INSTRUCTION: Render each line of the records below as a JSON list of strings, one string per line, with blank lines omitted.

(Data drawn from a collection)
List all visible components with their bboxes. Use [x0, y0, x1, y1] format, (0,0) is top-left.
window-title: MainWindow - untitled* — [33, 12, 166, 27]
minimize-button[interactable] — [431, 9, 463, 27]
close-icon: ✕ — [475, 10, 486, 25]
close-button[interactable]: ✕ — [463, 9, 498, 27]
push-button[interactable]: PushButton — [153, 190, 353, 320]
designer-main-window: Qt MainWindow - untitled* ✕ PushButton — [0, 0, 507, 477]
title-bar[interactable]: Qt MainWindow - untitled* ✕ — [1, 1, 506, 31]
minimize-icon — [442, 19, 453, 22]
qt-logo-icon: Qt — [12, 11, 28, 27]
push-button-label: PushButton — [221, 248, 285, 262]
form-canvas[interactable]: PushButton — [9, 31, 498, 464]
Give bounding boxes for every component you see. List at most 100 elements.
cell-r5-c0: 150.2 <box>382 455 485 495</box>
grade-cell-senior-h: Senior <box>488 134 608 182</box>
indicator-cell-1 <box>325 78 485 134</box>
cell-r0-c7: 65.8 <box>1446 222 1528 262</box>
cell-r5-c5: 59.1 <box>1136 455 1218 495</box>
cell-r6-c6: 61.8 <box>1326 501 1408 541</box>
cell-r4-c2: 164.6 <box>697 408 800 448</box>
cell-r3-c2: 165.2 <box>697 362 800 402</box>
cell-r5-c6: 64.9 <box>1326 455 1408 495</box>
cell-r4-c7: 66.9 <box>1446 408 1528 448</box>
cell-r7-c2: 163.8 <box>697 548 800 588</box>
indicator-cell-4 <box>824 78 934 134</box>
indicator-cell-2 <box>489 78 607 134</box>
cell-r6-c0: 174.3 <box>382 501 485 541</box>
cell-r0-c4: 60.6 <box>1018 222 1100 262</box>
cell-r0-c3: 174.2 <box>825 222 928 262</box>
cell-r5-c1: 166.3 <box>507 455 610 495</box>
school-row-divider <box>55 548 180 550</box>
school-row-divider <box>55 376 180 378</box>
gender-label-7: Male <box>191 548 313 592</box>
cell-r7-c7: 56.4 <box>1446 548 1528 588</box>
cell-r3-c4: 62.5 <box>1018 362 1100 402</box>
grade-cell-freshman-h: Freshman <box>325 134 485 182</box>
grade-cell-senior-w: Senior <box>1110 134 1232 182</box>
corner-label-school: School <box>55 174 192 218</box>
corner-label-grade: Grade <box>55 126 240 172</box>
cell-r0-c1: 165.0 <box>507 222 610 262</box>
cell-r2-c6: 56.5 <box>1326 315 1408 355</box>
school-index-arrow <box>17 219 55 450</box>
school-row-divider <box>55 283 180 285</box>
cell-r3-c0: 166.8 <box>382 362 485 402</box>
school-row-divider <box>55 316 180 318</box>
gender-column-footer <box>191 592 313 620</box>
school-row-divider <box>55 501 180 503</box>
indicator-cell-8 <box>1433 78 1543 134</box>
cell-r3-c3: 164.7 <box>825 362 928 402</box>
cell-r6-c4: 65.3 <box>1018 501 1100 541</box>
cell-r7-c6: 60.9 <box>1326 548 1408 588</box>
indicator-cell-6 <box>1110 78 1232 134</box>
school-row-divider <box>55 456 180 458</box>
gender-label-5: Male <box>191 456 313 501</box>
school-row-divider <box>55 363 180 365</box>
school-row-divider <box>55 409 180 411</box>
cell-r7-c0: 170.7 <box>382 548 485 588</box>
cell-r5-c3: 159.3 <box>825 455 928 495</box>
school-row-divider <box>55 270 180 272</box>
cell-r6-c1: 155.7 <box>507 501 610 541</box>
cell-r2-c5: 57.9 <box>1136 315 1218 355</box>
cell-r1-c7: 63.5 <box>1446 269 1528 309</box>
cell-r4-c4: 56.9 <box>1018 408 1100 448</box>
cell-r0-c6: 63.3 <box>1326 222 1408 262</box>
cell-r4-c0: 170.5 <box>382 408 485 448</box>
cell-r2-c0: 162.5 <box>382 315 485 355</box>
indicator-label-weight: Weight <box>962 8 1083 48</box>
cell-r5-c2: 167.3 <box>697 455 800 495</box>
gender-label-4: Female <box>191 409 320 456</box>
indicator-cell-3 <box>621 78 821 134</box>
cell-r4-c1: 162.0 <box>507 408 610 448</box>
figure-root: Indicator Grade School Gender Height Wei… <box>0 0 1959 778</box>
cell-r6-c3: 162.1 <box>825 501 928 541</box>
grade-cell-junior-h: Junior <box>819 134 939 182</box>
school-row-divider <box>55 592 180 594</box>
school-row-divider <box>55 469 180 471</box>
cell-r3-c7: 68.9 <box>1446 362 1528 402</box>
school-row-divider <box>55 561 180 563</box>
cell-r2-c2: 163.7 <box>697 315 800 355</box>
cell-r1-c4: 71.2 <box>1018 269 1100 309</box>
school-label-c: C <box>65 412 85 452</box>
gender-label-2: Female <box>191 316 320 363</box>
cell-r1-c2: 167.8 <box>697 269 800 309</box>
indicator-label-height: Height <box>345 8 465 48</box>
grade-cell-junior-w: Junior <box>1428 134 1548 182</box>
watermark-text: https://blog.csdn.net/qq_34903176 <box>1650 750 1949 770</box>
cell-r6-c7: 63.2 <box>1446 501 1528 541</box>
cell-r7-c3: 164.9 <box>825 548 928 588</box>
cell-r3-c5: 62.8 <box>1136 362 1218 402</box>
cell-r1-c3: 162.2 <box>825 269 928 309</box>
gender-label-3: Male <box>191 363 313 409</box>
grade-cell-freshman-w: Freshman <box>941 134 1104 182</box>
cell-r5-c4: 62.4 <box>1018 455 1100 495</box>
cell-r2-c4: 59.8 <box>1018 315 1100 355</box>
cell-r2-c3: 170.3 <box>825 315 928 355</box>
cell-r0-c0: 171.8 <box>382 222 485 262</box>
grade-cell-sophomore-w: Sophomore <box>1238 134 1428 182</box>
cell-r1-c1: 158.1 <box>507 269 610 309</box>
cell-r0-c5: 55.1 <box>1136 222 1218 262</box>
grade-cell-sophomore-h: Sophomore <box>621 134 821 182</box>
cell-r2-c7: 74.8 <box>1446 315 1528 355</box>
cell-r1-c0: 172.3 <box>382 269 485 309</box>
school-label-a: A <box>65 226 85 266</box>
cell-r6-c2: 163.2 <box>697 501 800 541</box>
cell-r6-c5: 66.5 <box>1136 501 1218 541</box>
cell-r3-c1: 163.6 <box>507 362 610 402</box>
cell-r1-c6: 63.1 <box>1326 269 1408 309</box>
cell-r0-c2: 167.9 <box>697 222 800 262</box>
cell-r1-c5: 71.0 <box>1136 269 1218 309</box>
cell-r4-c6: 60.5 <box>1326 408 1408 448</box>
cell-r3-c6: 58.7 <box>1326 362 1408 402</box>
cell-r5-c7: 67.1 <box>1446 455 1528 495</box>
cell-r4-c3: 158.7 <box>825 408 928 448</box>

EXPECTED OUTPUT:
[
  "List all visible components with their bboxes. Use [x0, y0, x1, y1] format, (0,0) is top-left.",
  "window-title: MainWindow - untitled* — [33, 12, 166, 27]",
  "minimize-button[interactable] — [431, 9, 463, 27]",
  "close-icon: ✕ — [475, 10, 486, 25]",
  "close-button[interactable]: ✕ — [463, 9, 498, 27]",
  "push-button[interactable]: PushButton — [153, 190, 353, 320]",
  "designer-main-window: Qt MainWindow - untitled* ✕ PushButton — [0, 0, 507, 477]",
  "title-bar[interactable]: Qt MainWindow - untitled* ✕ — [1, 1, 506, 31]",
  "minimize-icon — [442, 19, 453, 22]",
  "qt-logo-icon: Qt — [12, 11, 28, 27]",
  "push-button-label: PushButton — [221, 248, 285, 262]",
  "form-canvas[interactable]: PushButton — [9, 31, 498, 464]",
  "Give bounding boxes for every component you see. List at most 100 elements.",
  "cell-r5-c0: 150.2 <box>382 455 485 495</box>",
  "grade-cell-senior-h: Senior <box>488 134 608 182</box>",
  "indicator-cell-1 <box>325 78 485 134</box>",
  "cell-r0-c7: 65.8 <box>1446 222 1528 262</box>",
  "cell-r5-c5: 59.1 <box>1136 455 1218 495</box>",
  "cell-r6-c6: 61.8 <box>1326 501 1408 541</box>",
  "cell-r4-c2: 164.6 <box>697 408 800 448</box>",
  "cell-r3-c2: 165.2 <box>697 362 800 402</box>",
  "cell-r5-c6: 64.9 <box>1326 455 1408 495</box>",
  "cell-r4-c7: 66.9 <box>1446 408 1528 448</box>",
  "cell-r7-c2: 163.8 <box>697 548 800 588</box>",
  "indicator-cell-4 <box>824 78 934 134</box>",
  "indicator-cell-2 <box>489 78 607 134</box>",
  "cell-r6-c0: 174.3 <box>382 501 485 541</box>",
  "cell-r0-c4: 60.6 <box>1018 222 1100 262</box>",
  "cell-r0-c3: 174.2 <box>825 222 928 262</box>",
  "cell-r5-c1: 166.3 <box>507 455 610 495</box>",
  "school-row-divider <box>55 548 180 550</box>",
  "school-row-divider <box>55 376 180 378</box>",
  "gender-label-7: Male <box>191 548 313 592</box>",
  "cell-r7-c7: 56.4 <box>1446 548 1528 588</box>",
  "cell-r3-c4: 62.5 <box>1018 362 1100 402</box>",
  "grade-cell-freshman-h: Freshman <box>325 134 485 182</box>",
  "grade-cell-senior-w: Senior <box>1110 134 1232 182</box>",
  "corner-label-school: School <box>55 174 192 218</box>",
  "corner-label-grade: Grade <box>55 126 240 172</box>",
  "cell-r0-c1: 165.0 <box>507 222 610 262</box>",
  "cell-r2-c6: 56.5 <box>1326 315 1408 355</box>",
  "school-index-arrow <box>17 219 55 450</box>",
  "school-row-divider <box>55 283 180 285</box>",
  "cell-r3-c0: 166.8 <box>382 362 485 402</box>",
  "school-row-divider <box>55 316 180 318</box>",
  "gender-column-footer <box>191 592 313 620</box>",
  "school-row-divider <box>55 501 180 503</box>",
  "indicator-cell-8 <box>1433 78 1543 134</box>",
  "cell-r3-c3: 164.7 <box>825 362 928 402</box>",
  "cell-r6-c4: 65.3 <box>1018 501 1100 541</box>",
  "cell-r7-c6: 60.9 <box>1326 548 1408 588</box>",
  "indicator-cell-6 <box>1110 78 1232 134</box>",
  "school-row-divider <box>55 456 180 458</box>",
  "gender-label-5: Male <box>191 456 313 501</box>",
  "school-row-divider <box>55 363 180 365</box>",
  "school-row-divider <box>55 409 180 411</box>",
  "cell-r7-c0: 170.7 <box>382 548 485 588</box>",
  "cell-r5-c3: 159.3 <box>825 455 928 495</box>",
  "school-row-divider <box>55 270 180 272</box>",
  "cell-r6-c1: 155.7 <box>507 501 610 541</box>",
  "cell-r2-c5: 57.9 <box>1136 315 1218 355</box>",
  "cell-r1-c7: 63.5 <box>1446 269 1528 309</box>",
  "cell-r4-c4: 56.9 <box>1018 408 1100 448</box>",
  "cell-r0-c6: 63.3 <box>1326 222 1408 262</box>",
  "cell-r4-c0: 170.5 <box>382 408 485 448</box>",
  "cell-r2-c0: 162.5 <box>382 315 485 355</box>",
  "indicator-label-weight: Weight <box>962 8 1083 48</box>",
  "cell-r5-c2: 167.3 <box>697 455 800 495</box>",
  "gender-label-4: Female <box>191 409 320 456</box>",
  "indicator-cell-3 <box>621 78 821 134</box>",
  "cell-r4-c1: 162.0 <box>507 408 610 448</box>",
  "figure-root: Indicator Grade School Gender Height Wei… <box>0 0 1959 778</box>",
  "cell-r6-c3: 162.1 <box>825 501 928 541</box>",
  "grade-cell-junior-h: Junior <box>819 134 939 182</box>",
  "school-row-divider <box>55 592 180 594</box>",
  "school-row-divider <box>55 469 180 471</box>",
  "cell-r3-c7: 68.9 <box>1446 362 1528 402</box>",
  "school-row-divider <box>55 561 180 563</box>",
  "cell-r2-c2: 163.7 <box>697 315 800 355</box>",
  "cell-r1-c4: 71.2 <box>1018 269 1100 309</box>",
  "school-label-c: C <box>65 412 85 452</box>",
  "gender-label-2: Female <box>191 316 320 363</box>",
  "cell-r1-c2: 167.8 <box>697 269 800 309</box>",
  "indicator-label-height: Height <box>345 8 465 48</box>",
  "grade-cell-junior-w: Junior <box>1428 134 1548 182</box>",
  "watermark-text: https://blog.csdn.net/qq_34903176 <box>1650 750 1949 770</box>",
  "cell-r6-c7: 63.2 <box>1446 501 1528 541</box>",
  "cell-r7-c3: 164.9 <box>825 548 928 588</box>",
  "cell-r3-c5: 62.8 <box>1136 362 1218 402</box>",
  "cell-r1-c3: 162.2 <box>825 269 928 309</box>",
  "gender-label-3: Male <box>191 363 313 409</box>",
  "grade-cell-freshman-w: Freshman <box>941 134 1104 182</box>",
  "cell-r5-c4: 62.4 <box>1018 455 1100 495</box>",
  "cell-r2-c4: 59.8 <box>1018 315 1100 355</box>",
  "cell-r2-c3: 170.3 <box>825 315 928 355</box>",
  "cell-r0-c0: 171.8 <box>382 222 485 262</box>",
  "grade-cell-sophomore-w: Sophomore <box>1238 134 1428 182</box>",
  "cell-r1-c1: 158.1 <box>507 269 610 309</box>",
  "cell-r0-c5: 55.1 <box>1136 222 1218 262</box>",
  "grade-cell-sophomore-h: Sophomore <box>621 134 821 182</box>",
  "cell-r2-c7: 74.8 <box>1446 315 1528 355</box>",
  "cell-r1-c0: 172.3 <box>382 269 485 309</box>",
  "school-label-a: A <box>65 226 85 266</box>",
  "cell-r6-c2: 163.2 <box>697 501 800 541</box>",
  "cell-r6-c5: 66.5 <box>1136 501 1218 541</box>",
  "cell-r3-c1: 163.6 <box>507 362 610 402</box>",
  "cell-r1-c6: 63.1 <box>1326 269 1408 309</box>",
  "cell-r0-c2: 167.9 <box>697 222 800 262</box>",
  "cell-r1-c5: 71.0 <box>1136 269 1218 309</box>",
  "cell-r4-c6: 60.5 <box>1326 408 1408 448</box>",
  "cell-r3-c6: 58.7 <box>1326 362 1408 402</box>",
  "cell-r5-c7: 67.1 <box>1446 455 1528 495</box>",
  "cell-r4-c3: 158.7 <box>825 408 928 448</box>"
]